Write out, without changes, the lines from the one with "Patent image size: (510, 437)." through the one with "The connecting tube 58 is at (155, 268).", both included, and nothing else.

- **LISTED RECORDS**
####
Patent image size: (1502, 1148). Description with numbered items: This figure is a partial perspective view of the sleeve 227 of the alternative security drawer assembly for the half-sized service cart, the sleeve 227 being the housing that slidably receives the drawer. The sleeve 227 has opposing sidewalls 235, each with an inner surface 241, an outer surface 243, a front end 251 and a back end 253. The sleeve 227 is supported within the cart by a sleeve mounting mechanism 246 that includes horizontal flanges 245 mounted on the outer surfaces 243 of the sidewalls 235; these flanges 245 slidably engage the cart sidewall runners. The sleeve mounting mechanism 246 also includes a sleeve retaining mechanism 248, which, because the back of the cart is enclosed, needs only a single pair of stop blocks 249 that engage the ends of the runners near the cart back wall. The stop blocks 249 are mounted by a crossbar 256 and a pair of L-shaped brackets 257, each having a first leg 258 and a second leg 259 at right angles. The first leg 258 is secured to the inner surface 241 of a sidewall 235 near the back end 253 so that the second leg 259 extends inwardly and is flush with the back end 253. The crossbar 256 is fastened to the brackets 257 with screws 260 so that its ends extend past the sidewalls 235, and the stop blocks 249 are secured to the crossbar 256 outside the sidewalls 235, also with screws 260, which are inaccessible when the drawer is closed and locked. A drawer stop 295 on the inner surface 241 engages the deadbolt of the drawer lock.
####
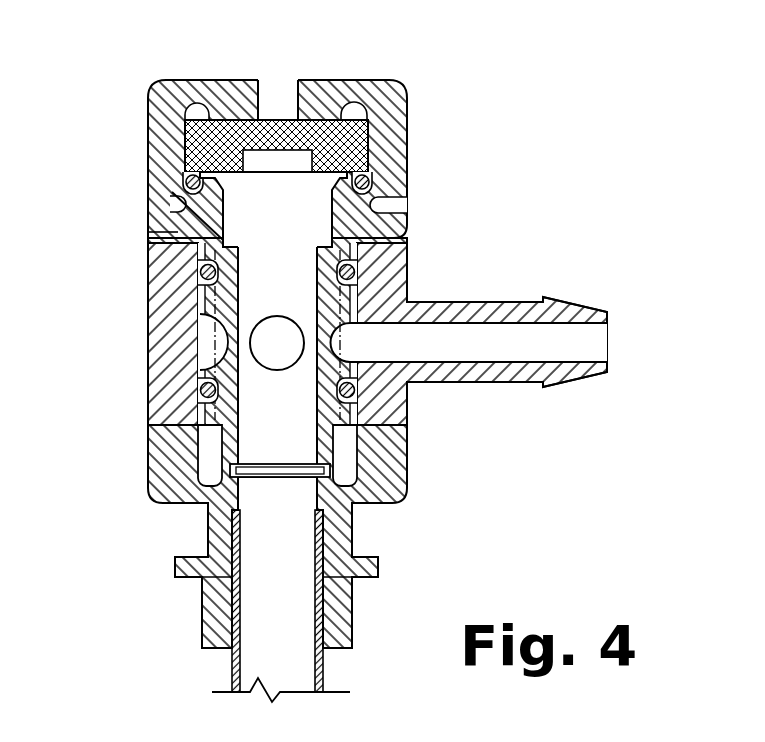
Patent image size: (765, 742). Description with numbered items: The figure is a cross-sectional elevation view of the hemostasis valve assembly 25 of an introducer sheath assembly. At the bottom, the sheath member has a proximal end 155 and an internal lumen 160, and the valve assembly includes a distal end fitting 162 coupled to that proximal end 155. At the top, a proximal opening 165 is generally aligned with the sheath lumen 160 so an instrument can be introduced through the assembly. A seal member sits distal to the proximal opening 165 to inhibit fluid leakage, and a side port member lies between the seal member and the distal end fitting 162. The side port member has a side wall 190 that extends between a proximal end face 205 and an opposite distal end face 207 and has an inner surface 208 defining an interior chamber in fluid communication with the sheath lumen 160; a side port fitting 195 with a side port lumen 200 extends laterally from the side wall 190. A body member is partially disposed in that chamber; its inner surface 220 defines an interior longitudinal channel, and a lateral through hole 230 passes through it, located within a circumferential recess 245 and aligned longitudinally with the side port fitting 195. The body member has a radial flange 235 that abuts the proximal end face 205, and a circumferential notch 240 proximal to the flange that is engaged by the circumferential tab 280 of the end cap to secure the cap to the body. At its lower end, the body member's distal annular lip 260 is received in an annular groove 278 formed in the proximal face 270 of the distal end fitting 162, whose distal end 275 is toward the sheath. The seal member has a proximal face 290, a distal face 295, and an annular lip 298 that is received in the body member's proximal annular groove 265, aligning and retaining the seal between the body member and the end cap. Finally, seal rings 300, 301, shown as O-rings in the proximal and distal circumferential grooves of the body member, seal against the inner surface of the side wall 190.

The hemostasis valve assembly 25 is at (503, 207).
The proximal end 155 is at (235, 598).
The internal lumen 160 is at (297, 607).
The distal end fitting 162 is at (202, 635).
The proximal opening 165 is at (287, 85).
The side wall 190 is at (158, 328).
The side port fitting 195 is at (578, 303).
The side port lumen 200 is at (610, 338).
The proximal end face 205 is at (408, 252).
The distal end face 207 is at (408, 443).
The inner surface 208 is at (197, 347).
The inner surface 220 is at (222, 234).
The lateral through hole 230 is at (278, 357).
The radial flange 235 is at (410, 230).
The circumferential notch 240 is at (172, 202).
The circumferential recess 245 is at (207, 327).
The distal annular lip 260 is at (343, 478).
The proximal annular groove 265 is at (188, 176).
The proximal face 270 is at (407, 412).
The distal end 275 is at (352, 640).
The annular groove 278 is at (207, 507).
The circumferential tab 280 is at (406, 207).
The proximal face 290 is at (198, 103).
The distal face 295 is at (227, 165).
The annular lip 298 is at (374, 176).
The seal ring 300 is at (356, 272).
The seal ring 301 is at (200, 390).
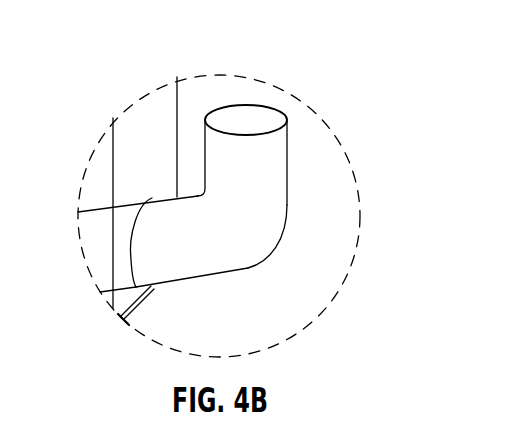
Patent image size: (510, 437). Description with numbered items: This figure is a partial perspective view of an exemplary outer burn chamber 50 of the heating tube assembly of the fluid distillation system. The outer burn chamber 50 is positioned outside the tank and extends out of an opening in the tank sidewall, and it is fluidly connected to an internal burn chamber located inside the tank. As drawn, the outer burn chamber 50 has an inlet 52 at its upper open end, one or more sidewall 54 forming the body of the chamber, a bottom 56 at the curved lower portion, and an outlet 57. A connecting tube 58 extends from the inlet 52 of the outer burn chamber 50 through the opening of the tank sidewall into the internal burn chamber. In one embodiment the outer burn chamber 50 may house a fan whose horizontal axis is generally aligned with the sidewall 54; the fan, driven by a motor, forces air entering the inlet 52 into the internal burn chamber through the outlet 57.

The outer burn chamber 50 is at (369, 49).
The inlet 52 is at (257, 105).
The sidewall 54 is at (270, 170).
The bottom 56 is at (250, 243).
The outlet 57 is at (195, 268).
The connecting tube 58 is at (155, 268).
####
- **COMPLETE OUTPUT**
Patent image size: (510, 437). Description with numbered items: This figure is a partial perspective view of an exemplary outer burn chamber 50 of the heating tube assembly of the fluid distillation system. The outer burn chamber 50 is positioned outside the tank and extends out of an opening in the tank sidewall, and it is fluidly connected to an internal burn chamber located inside the tank. As drawn, the outer burn chamber 50 has an inlet 52 at its upper open end, one or more sidewall 54 forming the body of the chamber, a bottom 56 at the curved lower portion, and an outlet 57. A connecting tube 58 extends from the inlet 52 of the outer burn chamber 50 through the opening of the tank sidewall into the internal burn chamber. In one embodiment the outer burn chamber 50 may house a fan whose horizontal axis is generally aligned with the sidewall 54; the fan, driven by a motor, forces air entering the inlet 52 into the internal burn chamber through the outlet 57.

The outer burn chamber 50 is at (369, 49).
The inlet 52 is at (257, 105).
The sidewall 54 is at (270, 170).
The bottom 56 is at (250, 243).
The outlet 57 is at (195, 268).
The connecting tube 58 is at (155, 268).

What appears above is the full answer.